== Task statement ==
Pictures do not belong in the copy; quote every entry below exactly.

== Data section ==
—————
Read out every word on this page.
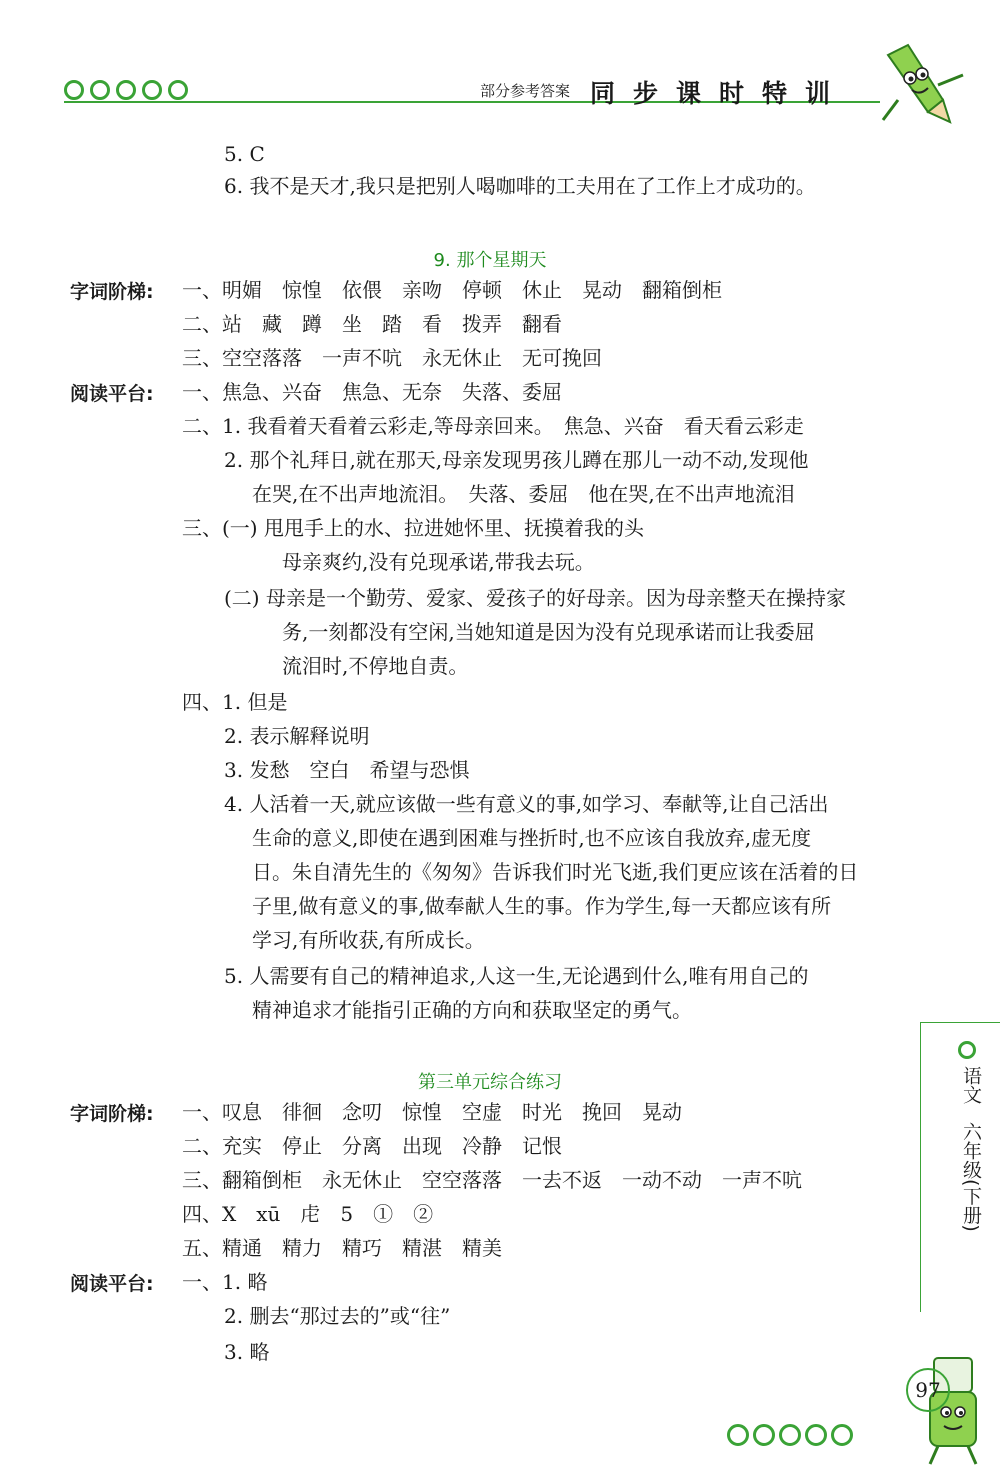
部分参考答案 同步课时特训
5. C
6. 我不是天才,我只是把别人喝咖啡的工夫用在了工作上才成功的。
9. 那个星期天
字词阶梯: 一、明媚　惊惶　依偎　亲吻　停顿　休止　晃动　翻箱倒柜
二、站　藏　蹲　坐　踏　看　拨弄　翻看
三、空空落落　一声不吭　永无休止　无可挽回
阅读平台: 一、焦急、兴奋　焦急、无奈　失落、委屈
二、1. 我看着天看着云彩走,等母亲回来。　焦急、兴奋　看天看云彩走
2. 那个礼拜日,就在那天,母亲发现男孩儿蹲在那儿一动不动,发现他
在哭,在不出声地流泪。　失落、委屈　他在哭,在不出声地流泪
三、(一) 甩甩手上的水、拉进她怀里、抚摸着我的头
母亲爽约,没有兑现承诺,带我去玩。
(二) 母亲是一个勤劳、爱家、爱孩子的好母亲。因为母亲整天在操持家
务,一刻都没有空闲,当她知道是因为没有兑现承诺而让我委屈
流泪时,不停地自责。
四、1. 但是
2. 表示解释说明
3. 发愁　空白　希望与恐惧
4. 人活着一天,就应该做一些有意义的事,如学习、奉献等,让自己活出
生命的意义,即使在遇到困难与挫折时,也不应该自我放弃,虚无度
日。朱自清先生的《匆匆》告诉我们时光飞逝,我们更应该在活着的日
子里,做有意义的事,做奉献人生的事。作为学生,每一天都应该有所
学习,有所收获,有所成长。
5. 人需要有自己的精神追求,人这一生,无论遇到什么,唯有用自己的
精神追求才能指引正确的方向和获取坚定的勇气。
第三单元综合练习
字词阶梯: 一、叹息　徘徊　念叨　惊惶　空虚　时光　挽回　晃动
二、充实　停止　分离　出现　冷静　记恨
三、翻箱倒柜　永无休止　空空落落　一去不返　一动不动　一声不吭
四、X　xū　虍　5　①　②
五、精通　精力　精巧　精湛　精美
阅读平台: 一、1. 略
2. 删去“那过去的”或“往”
3. 略
语文
六年级(下册)
97
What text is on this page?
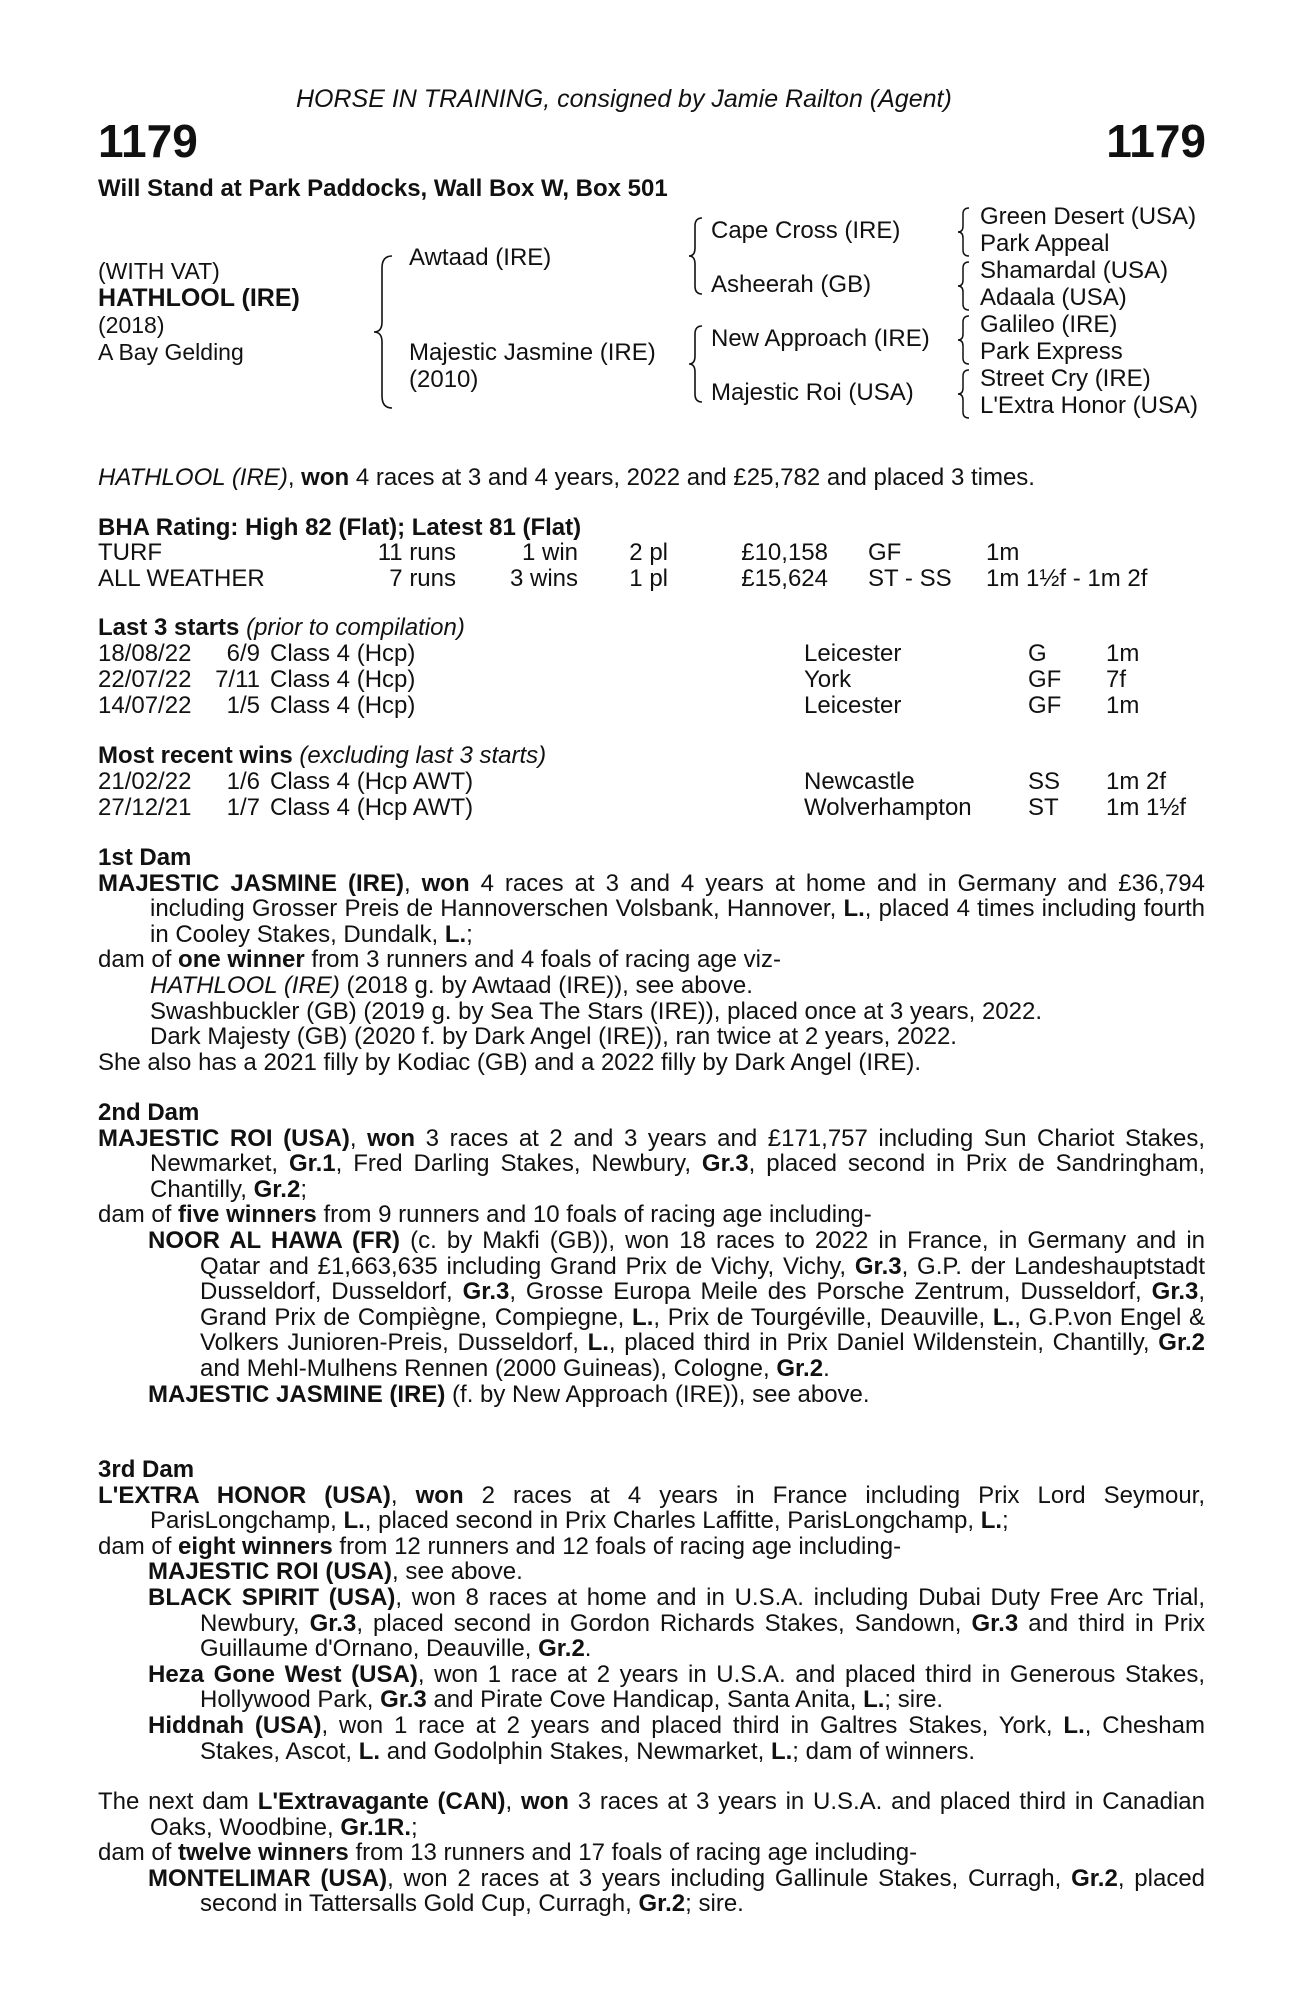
HORSE IN TRAINING, consigned by Jamie Railton (Agent)
1179	1179
Will Stand at Park Paddocks, Wall Box W, Box 501
(WITH VAT)
HATHLOOL (IRE)
(2018)
A Bay Gelding
Awtaad (IRE)
Majestic Jasmine (IRE)
(2010)
Cape Cross (IRE)
Asheerah (GB)
New Approach (IRE)
Majestic Roi (USA)
Green Desert (USA)
Park Appeal
Shamardal (USA)
Adaala (USA)
Galileo (IRE)
Park Express
Street Cry (IRE)
L'Extra Honor (USA)
HATHLOOL (IRE), won 4 races at 3 and 4 years, 2022 and £25,782 and placed 3 times.
BHA Rating: High 82 (Flat); Latest 81 (Flat)
TURF	11 runs	1 win	2 pl	£10,158	GF	1m
ALL WEATHER	7 runs	3 wins	1 pl	£15,624	ST - SS	1m 1½f - 1m 2f
Last 3 starts (prior to compilation)
18/08/22	6/9	Class 4 (Hcp)	Leicester	G	1m
22/07/22	7/11	Class 4 (Hcp)	York	GF	7f
14/07/22	1/5	Class 4 (Hcp)	Leicester	GF	1m
Most recent wins (excluding last 3 starts)
21/02/22	1/6	Class 4 (Hcp AWT)	Newcastle	SS	1m 2f
27/12/21	1/7	Class 4 (Hcp AWT)	Wolverhampton	ST	1m 1½f

1st Dam

MAJESTIC JASMINE (IRE), won 4 races at 3 and 4 years at home and in Germany and £36,794 including Grosser Preis de Hannoverschen Volsbank, Hannover, L., placed 4 times including fourth in Cooley Stakes, Dundalk, L.;

dam of one winner from 3 runners and 4 foals of racing age viz-

HATHLOOL (IRE) (2018 g. by Awtaad (IRE)), see above.

Swashbuckler (GB) (2019 g. by Sea The Stars (IRE)), placed once at 3 years, 2022.

Dark Majesty (GB) (2020 f. by Dark Angel (IRE)), ran twice at 2 years, 2022.

She also has a 2021 filly by Kodiac (GB) and a 2022 filly by Dark Angel (IRE).

2nd Dam

MAJESTIC ROI (USA), won 3 races at 2 and 3 years and £171,757 including Sun Chariot Stakes, Newmarket, Gr.1, Fred Darling Stakes, Newbury, Gr.3, placed second in Prix de Sandringham, Chantilly, Gr.2;

dam of five winners from 9 runners and 10 foals of racing age including-

NOOR AL HAWA (FR) (c. by Makfi (GB)), won 18 races to 2022 in France, in Germany and in Qatar and £1,663,635 including Grand Prix de Vichy, Vichy, Gr.3, G.P. der Landeshauptstadt Dusseldorf, Dusseldorf, Gr.3, Grosse Europa Meile des Porsche Zentrum, Dusseldorf, Gr.3, Grand Prix de Compiègne, Compiegne, L., Prix de Tourgéville, Deauville, L., G.P.von Engel & Volkers Junioren-Preis, Dusseldorf, L., placed third in Prix Daniel Wildenstein, Chantilly, Gr.2 and Mehl-Mulhens Rennen (2000 Guineas), Cologne, Gr.2.

MAJESTIC JASMINE (IRE) (f. by New Approach (IRE)), see above.

3rd Dam

L'EXTRA HONOR (USA), won 2 races at 4 years in France including Prix Lord Seymour, ParisLongchamp, L., placed second in Prix Charles Laffitte, ParisLongchamp, L.;

dam of eight winners from 12 runners and 12 foals of racing age including-

MAJESTIC ROI (USA), see above.

BLACK SPIRIT (USA), won 8 races at home and in U.S.A. including Dubai Duty Free Arc Trial, Newbury, Gr.3, placed second in Gordon Richards Stakes, Sandown, Gr.3 and third in Prix Guillaume d'Ornano, Deauville, Gr.2.

Heza Gone West (USA), won 1 race at 2 years in U.S.A. and placed third in Generous Stakes, Hollywood Park, Gr.3 and Pirate Cove Handicap, Santa Anita, L.; sire.

Hiddnah (USA), won 1 race at 2 years and placed third in Galtres Stakes, York, L., Chesham Stakes, Ascot, L. and Godolphin Stakes, Newmarket, L.; dam of winners.

The next dam L'Extravagante (CAN), won 3 races at 3 years in U.S.A. and placed third in Canadian Oaks, Woodbine, Gr.1R.;

dam of twelve winners from 13 runners and 17 foals of racing age including-

MONTELIMAR (USA), won 2 races at 3 years including Gallinule Stakes, Curragh, Gr.2, placed second in Tattersalls Gold Cup, Curragh, Gr.2; sire.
—————
== Written reply ==
Read out every word on this page.
部分参考答案 同步课时特训
5. C
6. 我不是天才,我只是把别人喝咖啡的工夫用在了工作上才成功的。
9. 那个星期天
字词阶梯: 一、明媚　惊惶　依偎　亲吻　停顿　休止　晃动　翻箱倒柜
二、站　藏　蹲　坐　踏　看　拨弄　翻看
三、空空落落　一声不吭　永无休止　无可挽回
阅读平台: 一、焦急、兴奋　焦急、无奈　失落、委屈
二、1. 我看着天看着云彩走,等母亲回来。　焦急、兴奋　看天看云彩走
2. 那个礼拜日,就在那天,母亲发现男孩儿蹲在那儿一动不动,发现他
在哭,在不出声地流泪。　失落、委屈　他在哭,在不出声地流泪
三、(一) 甩甩手上的水、拉进她怀里、抚摸着我的头
母亲爽约,没有兑现承诺,带我去玩。
(二) 母亲是一个勤劳、爱家、爱孩子的好母亲。因为母亲整天在操持家
务,一刻都没有空闲,当她知道是因为没有兑现承诺而让我委屈
流泪时,不停地自责。
四、1. 但是
2. 表示解释说明
3. 发愁　空白　希望与恐惧
4. 人活着一天,就应该做一些有意义的事,如学习、奉献等,让自己活出
生命的意义,即使在遇到困难与挫折时,也不应该自我放弃,虚无度
日。朱自清先生的《匆匆》告诉我们时光飞逝,我们更应该在活着的日
子里,做有意义的事,做奉献人生的事。作为学生,每一天都应该有所
学习,有所收获,有所成长。
5. 人需要有自己的精神追求,人这一生,无论遇到什么,唯有用自己的
精神追求才能指引正确的方向和获取坚定的勇气。
第三单元综合练习
字词阶梯: 一、叹息　徘徊　念叨　惊惶　空虚　时光　挽回　晃动
二、充实　停止　分离　出现　冷静　记恨
三、翻箱倒柜　永无休止　空空落落　一去不返　一动不动　一声不吭
四、X　xū　虍　5　①　②
五、精通　精力　精巧　精湛　精美
阅读平台: 一、1. 略
2. 删去“那过去的”或“往”
3. 略
语文
六年级(下册)
97
What text is on this page?
HORSE IN TRAINING, consigned by Jamie Railton (Agent)
1179	1179
Will Stand at Park Paddocks, Wall Box W, Box 501
(WITH VAT)
HATHLOOL (IRE)
(2018)
A Bay Gelding
Awtaad (IRE)
Majestic Jasmine (IRE)
(2010)
Cape Cross (IRE)
Asheerah (GB)
New Approach (IRE)
Majestic Roi (USA)
Green Desert (USA)
Park Appeal
Shamardal (USA)
Adaala (USA)
Galileo (IRE)
Park Express
Street Cry (IRE)
L'Extra Honor (USA)
HATHLOOL (IRE), won 4 races at 3 and 4 years, 2022 and £25,782 and placed 3 times.
BHA Rating: High 82 (Flat); Latest 81 (Flat)
TURF	11 runs	1 win	2 pl	£10,158	GF	1m
ALL WEATHER	7 runs	3 wins	1 pl	£15,624	ST - SS	1m 1½f - 1m 2f
Last 3 starts (prior to compilation)
18/08/22	6/9	Class 4 (Hcp)	Leicester	G	1m
22/07/22	7/11	Class 4 (Hcp)	York	GF	7f
14/07/22	1/5	Class 4 (Hcp)	Leicester	GF	1m
Most recent wins (excluding last 3 starts)
21/02/22	1/6	Class 4 (Hcp AWT)	Newcastle	SS	1m 2f
27/12/21	1/7	Class 4 (Hcp AWT)	Wolverhampton	ST	1m 1½f

1st Dam

MAJESTIC JASMINE (IRE), won 4 races at 3 and 4 years at home and in Germany and £36,794 including Grosser Preis de Hannoverschen Volsbank, Hannover, L., placed 4 times including fourth in Cooley Stakes, Dundalk, L.;

dam of one winner from 3 runners and 4 foals of racing age viz-

HATHLOOL (IRE) (2018 g. by Awtaad (IRE)), see above.

Swashbuckler (GB) (2019 g. by Sea The Stars (IRE)), placed once at 3 years, 2022.

Dark Majesty (GB) (2020 f. by Dark Angel (IRE)), ran twice at 2 years, 2022.

She also has a 2021 filly by Kodiac (GB) and a 2022 filly by Dark Angel (IRE).

2nd Dam

MAJESTIC ROI (USA), won 3 races at 2 and 3 years and £171,757 including Sun Chariot Stakes, Newmarket, Gr.1, Fred Darling Stakes, Newbury, Gr.3, placed second in Prix de Sandringham, Chantilly, Gr.2;

dam of five winners from 9 runners and 10 foals of racing age including-

NOOR AL HAWA (FR) (c. by Makfi (GB)), won 18 races to 2022 in France, in Germany and in Qatar and £1,663,635 including Grand Prix de Vichy, Vichy, Gr.3, G.P. der Landeshauptstadt Dusseldorf, Dusseldorf, Gr.3, Grosse Europa Meile des Porsche Zentrum, Dusseldorf, Gr.3, Grand Prix de Compiègne, Compiegne, L., Prix de Tourgéville, Deauville, L., G.P.von Engel & Volkers Junioren-Preis, Dusseldorf, L., placed third in Prix Daniel Wildenstein, Chantilly, Gr.2 and Mehl-Mulhens Rennen (2000 Guineas), Cologne, Gr.2.

MAJESTIC JASMINE (IRE) (f. by New Approach (IRE)), see above.

3rd Dam

L'EXTRA HONOR (USA), won 2 races at 4 years in France including Prix Lord Seymour, ParisLongchamp, L., placed second in Prix Charles Laffitte, ParisLongchamp, L.;

dam of eight winners from 12 runners and 12 foals of racing age including-

MAJESTIC ROI (USA), see above.

BLACK SPIRIT (USA), won 8 races at home and in U.S.A. including Dubai Duty Free Arc Trial, Newbury, Gr.3, placed second in Gordon Richards Stakes, Sandown, Gr.3 and third in Prix Guillaume d'Ornano, Deauville, Gr.2.

Heza Gone West (USA), won 1 race at 2 years in U.S.A. and placed third in Generous Stakes, Hollywood Park, Gr.3 and Pirate Cove Handicap, Santa Anita, L.; sire.

Hiddnah (USA), won 1 race at 2 years and placed third in Galtres Stakes, York, L., Chesham Stakes, Ascot, L. and Godolphin Stakes, Newmarket, L.; dam of winners.

The next dam L'Extravagante (CAN), won 3 races at 3 years in U.S.A. and placed third in Canadian Oaks, Woodbine, Gr.1R.;

dam of twelve winners from 13 runners and 17 foals of racing age including-

MONTELIMAR (USA), won 2 races at 3 years including Gallinule Stakes, Curragh, Gr.2, placed second in Tattersalls Gold Cup, Curragh, Gr.2; sire.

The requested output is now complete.